**GIVEN RECORDS**
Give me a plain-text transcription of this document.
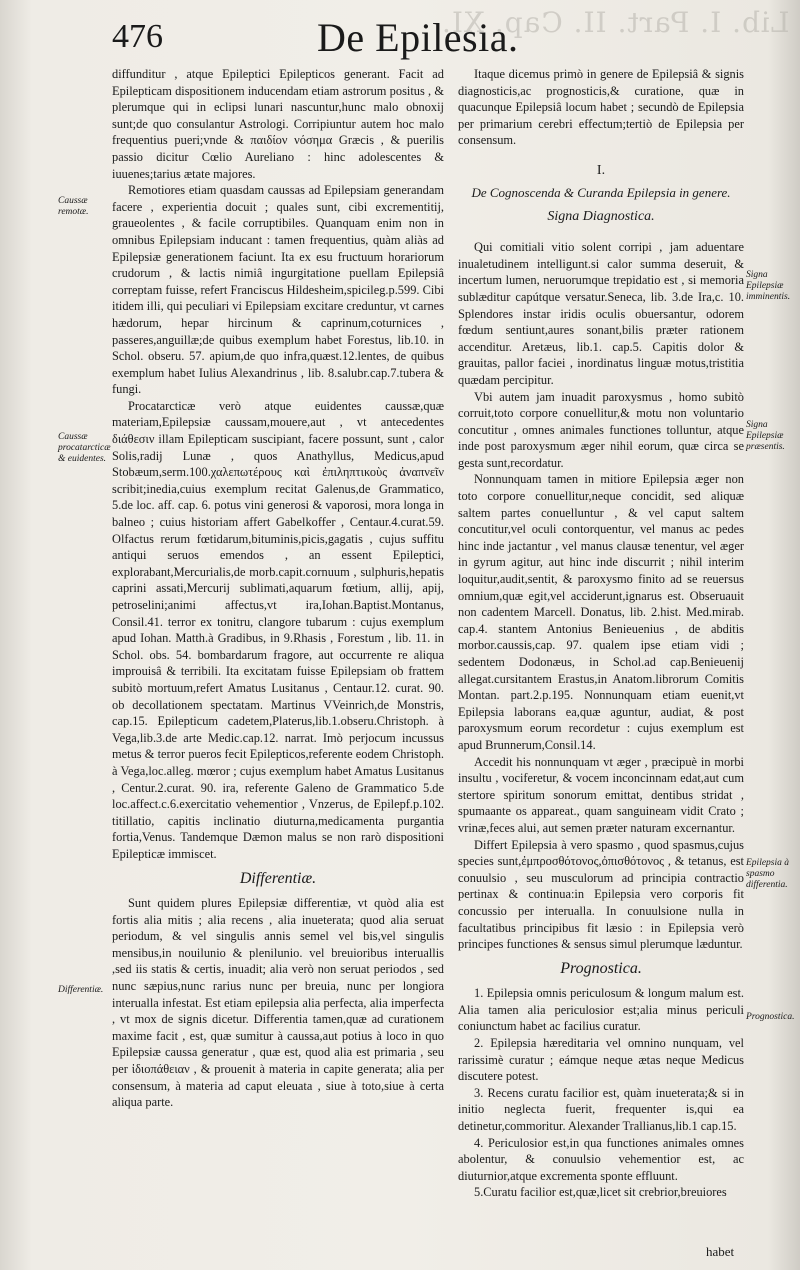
Lib. I. Part. II. Cap. XI.
476	De Epilesia.

diffunditur , atque Epileptici Epilepticos generant. Facit ad Epilepticam dispositionem inducendam etiam astrorum positus , & plerumque qui in eclipsi lunari nascuntur,hunc malo obnoxij sunt;de quo consulantur Astrologi. Corripiuntur autem hoc malo frequentius pueri;vnde & παιδίον νόσημα Græcis , & puerilis passio dicitur Cœlio Aureliano : hinc adolescentes & iuuenes;tarius ætate majores.

Remotiores etiam quasdam caussas ad Epilepsiam generandam facere , experientia docuit ; quales sunt, cibi excrementitij, graueolentes , & facile corruptibiles. Quanquam enim non in omnibus Epilepsiam inducant : tamen frequentius, quàm aliàs ad Epilepsiæ generationem faciunt. Ita ex esu fructuum horariorum crudorum , & lactis nimiâ ingurgitatione puellam Epilepsiâ correptam fuisse, refert Franciscus Hildesheim,spicileg.p.599. Cibi itidem illi, qui peculiari vi Epilepsiam excitare creduntur, vt carnes hædorum, hepar hircinum & caprinum,coturnices , passeres,anguillæ;de quibus exemplum habet Forestus, lib.10. in Schol. obseru. 57. apium,de quo infra,quæst.12.lentes, de quibus exemplum habet Iulius Alexandrinus , lib. 8.salubr.cap.7.tubera & fungi.

Procatarcticæ verò atque euidentes caussæ,quæ materiam,Epilepsiæ caussam,mouere,aut , vt antecedentes διάθεσιν illam Epilepticam suscipiant, facere possunt, sunt , calor Solis,radij Lunæ , quos Anathyllus, Medicus,apud Stobæum,serm.100.χαλεπωτέρους καὶ ἐπιληπτικοὺς ἀναπνεῖν scribit;inedia,cuius exemplum recitat Galenus,de Grammatico, 5.de loc. aff. cap. 6. potus vini generosi & vaporosi, mora longa in balneo ; cuius historiam affert Gabelkoffer , Centaur.4.curat.59. Olfactus rerum fœtidarum,bituminis,picis,gagatis , cujus suffitu antiqui seruos emendos , an essent Epileptici, explorabant,Mercurialis,de morb.capit.cornuum , sulphuris,hepatis caprini assati,Mercurij sublimati,aquarum fœtium, allij, apij, petroselini;animi affectus,vt ira,Iohan.Baptist.Montanus, Consil.41. terror ex tonitru, clangore tubarum : cujus exemplum apud Iohan. Matth.à Gradibus, in 9.Rhasis , Forestum , lib. 11. in Schol. obs. 54. bombardarum fragore, aut occurrente re aliqua improuisâ & terribili. Ita excitatam fuisse Epilepsiam ob frattem subitò mortuum,refert Amatus Lusitanus , Centaur.12. curat. 90. ob decollationem spectatam. Martinus VVeinrich,de Monstris, cap.15. Epilepticum cadetem,Platerus,lib.1.obseru.Christoph. à Vega,lib.3.de arte Medic.cap.12. narrat. Imò perjocum incussus metus & terror pueros fecit Epilepticos,referente eodem Christoph. à Vega,loc.alleg. mœror ; cujus exemplum habet Amatus Lusitanus , Centur.2.curat. 90. ira, referente Galeno de Grammatico 5.de loc.affect.c.6.exercitatio vehementior , Vnzerus, de Epilepf.p.102. titillatio, capitis inclinatio diuturna,medicamenta purgantia fortia,Venus. Tandemque Dæmon malus se non rarò dispositioni Epilepticæ immiscet.

Differentiæ.

Sunt quidem plures Epilepsiæ differentiæ, vt quòd alia est fortis alia mitis ; alia recens , alia inueterata; quod alia seruat periodum, & vel singulis annis semel vel bis,vel singulis mensibus,in nouilunio & plenilunio. vel breuioribus interuallis ,sed iis statis & certis, inuadit; alia verò non seruat periodos , sed nunc sæpius,nunc rarius nunc per breuia, nunc per longiora interualla infestat. Est etiam epilepsia alia perfecta, alia imperfecta , vt mox de signis dicetur. Differentia tamen,quæ ad curationem maxime facit , est, quæ sumitur à caussa,aut potius à loco in quo Epilepsiæ caussa generatur , quæ est, quod alia est primaria , seu per ἰδιοπάθειαν , & prouenit à materia in capite generata; alia per consensum, à materia ad caput eleuata , siue à toto,siue à certa aliqua parte.

Itaque dicemus primò in genere de Epilepsiâ & signis diagnosticis,ac prognosticis,& curatione, quæ in quacunque Epilepsiâ locum habet ; secundò de Epilepsia per primarium cerebri effectum;tertiò de Epilepsia per consensum.

I.
De Cognoscenda & Curanda Epilepsia in genere.
Signa Diagnostica.

Qui comitiali vitio solent corripi , jam aduentare inualetudinem intelligunt.si calor summa deseruit, & incertum lumen, neruorumque trepidatio est , si memoria sublæditur capútque versatur.Seneca, lib. 3.de Ira,c. 10. Splendores instar iridis oculis obuersantur, odorem fœdum sentiunt,aures sonant,bilis præter rationem accenditur. Aretæus, lib.1. cap.5. Capitis dolor & grauitas, pallor faciei , inordinatus linguæ motus,tristitia quædam percipitur.

Vbi autem jam inuadit paroxysmus , homo subitò corruit,toto corpore conuellitur,& motu non voluntario concutitur , omnes animales functiones tolluntur, atque inde post paroxysmum æger nihil eorum, quæ circa se gesta sunt,recordatur.

Nonnunquam tamen in mitiore Epilepsia æger non toto corpore conuellitur,neque concidit, sed aliquæ saltem partes conuelluntur , & vel caput saltem concutitur,vel oculi contorquentur, vel manus ac pedes hinc inde jactantur , vel manus clausæ tenentur, vel æger in gyrum agitur, aut hinc inde discurrit ; nihil interim loquitur,audit,sentit, & paroxysmo finito ad se reuersus omnium,quæ egit,vel acciderunt,ignarus est. Obseruauit non cadentem Marcell. Donatus, lib. 2.hist. Med.mirab. cap.4. stantem Antonius Benieuenius , de abditis morbor.caussis,cap. 97. qualem ipse etiam vidi ; sedentem Dodonæus, in Schol.ad cap.Benieuenij allegat.cursitantem Erastus,in Anatom.librorum Comitis Montan. part.2.p.195. Nonnunquam etiam euenit,vt Epilepsia laborans ea,quæ aguntur, audiat, & post paroxysmum eorum recordetur : cujus exemplum est apud Brunnerum,Consil.14.

Accedit his nonnunquam vt æger , præcipuè in morbi insultu , vociferetur, & vocem inconcinnam edat,aut cum stertore spiritum sonorum emittat, dentibus stridat , spumaante os appareat., quam sanguineam vidit Crato ; vrinæ,feces alui, aut semen præter naturam excernantur.

Differt Epilepsia à vero spasmo , quod spasmus,cujus species sunt,ἐμπροσθότονος,ὀπισθότονος , & tetanus, est conuulsio , seu musculorum ad principia contractio pertinax & continua:in Epilepsia vero corporis fit concussio per interualla. In conuulsione nulla in facultatibus principibus fit læsio : in Epilepsia verò principes functiones & sensus simul plerumque læduntur.

Prognostica.

1. Epilepsia omnis periculosum & longum malum est. Alia tamen alia periculosior est;alia minus periculi coniunctum habet ac facilius curatur.

2. Epilepsia hæreditaria vel omnino nunquam, vel rarissimè curatur ; eámque neque ætas neque Medicus discutere potest.

3. Recens curatu facilior est, quàm inueterata;& si in initio neglecta fuerit, frequenter is,qui ea detinetur,commoritur. Alexander Trallianus,lib.1 cap.15.

4. Periculosior est,in qua functiones animales omnes abolentur, & conuulsio vehementior est, ac diuturnior,atque excrementa sponte effluunt.

5.Curatu facilior est,quæ,licet sit crebrior,breuiores

habet
Caussæ remotæ.
Caussæ procatarcticæ & euidentes.
Differentiæ.
Signa Epilepsiæ imminentis.
Signa Epilepsiæ præsentis.
Epilepsia à spasmo differentia.
Prognostica.
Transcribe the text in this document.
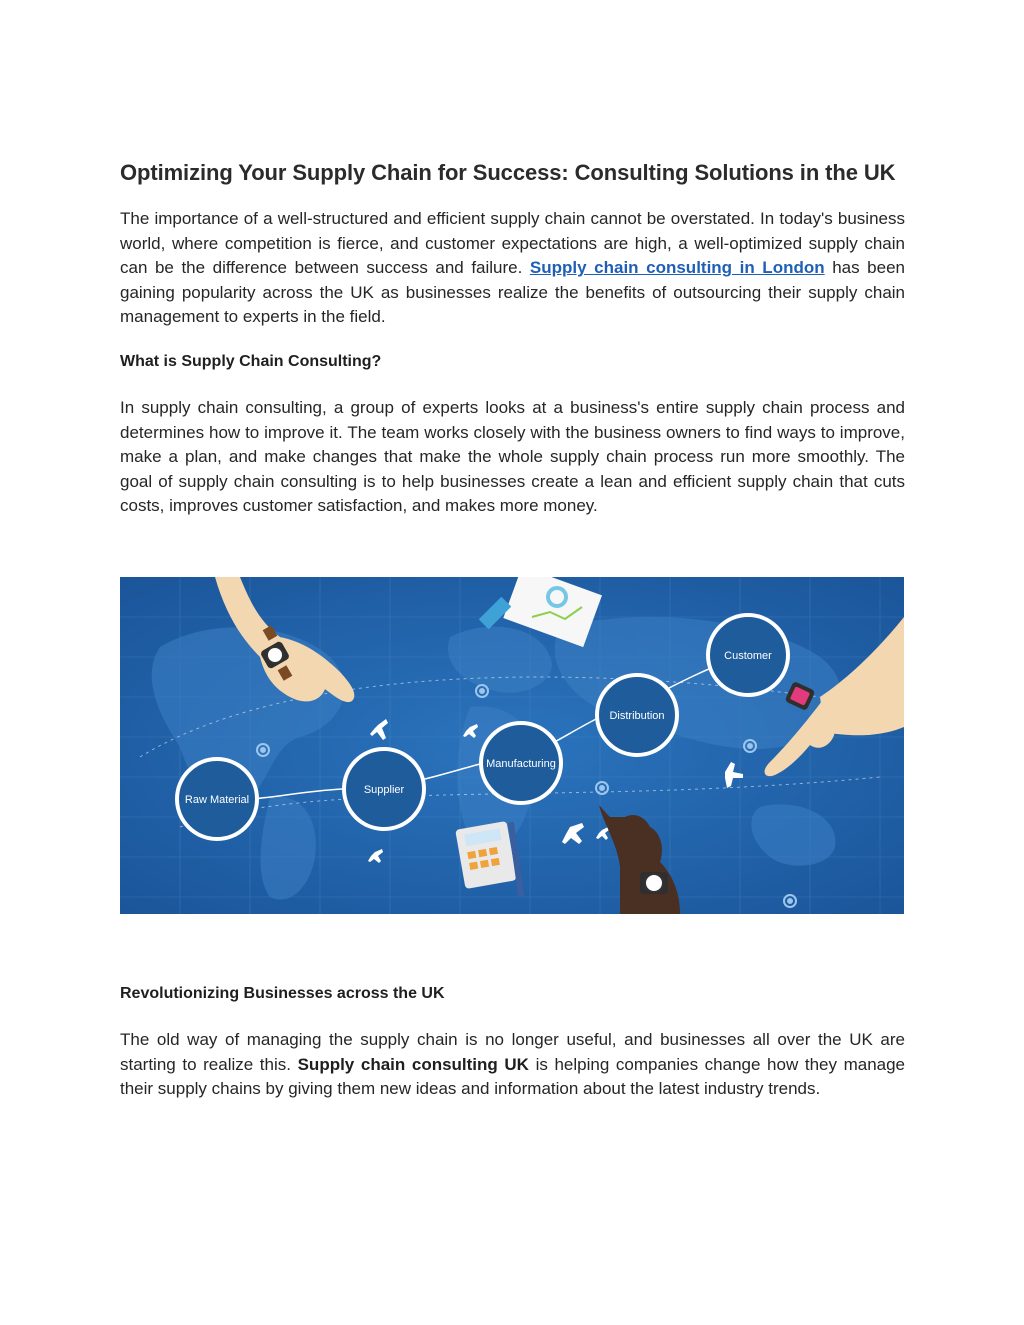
Optimizing Your Supply Chain for Success: Consulting Solutions in the UK

The importance of a well-structured and efficient supply chain cannot be overstated. In today's business world, where competition is fierce, and customer expectations are high, a well-optimized supply chain can be the difference between success and failure. Supply chain consulting in London has been gaining popularity across the UK as businesses realize the benefits of outsourcing their supply chain management to experts in the field.

What is Supply Chain Consulting?

In supply chain consulting, a group of experts looks at a business's entire supply chain process and determines how to improve it. The team works closely with the business owners to find ways to improve, make a plan, and make changes that make the whole supply chain process run more smoothly. The goal of supply chain consulting is to help businesses create a lean and efficient supply chain that cuts costs, improves customer satisfaction, and makes more money.

Raw Material
Supplier
Manufacturing
Distribution
Customer
Revolutionizing Businesses across the UK

The old way of managing the supply chain is no longer useful, and businesses all over the UK are starting to realize this. Supply chain consulting UK is helping companies change how they manage their supply chains by giving them new ideas and information about the latest industry trends.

**WRITTEN INSTRUCTION**
Scan the records above for the string "animales", then report every line that contains it.

**SOLUTION TO THE EXERCISE**
Vbi autem jam inuadit paroxysmus , homo subitò corruit,toto corpore conuellitur,& motu non voluntario concutitur , omnes animales functiones tolluntur, atque inde post paroxysmum æger nihil eorum, quæ circa se gesta sunt,recordatur.
4. Periculosior est,in qua functiones animales omnes abolentur, & conuulsio vehementior est, ac diuturnior,atque excrementa sponte effluunt.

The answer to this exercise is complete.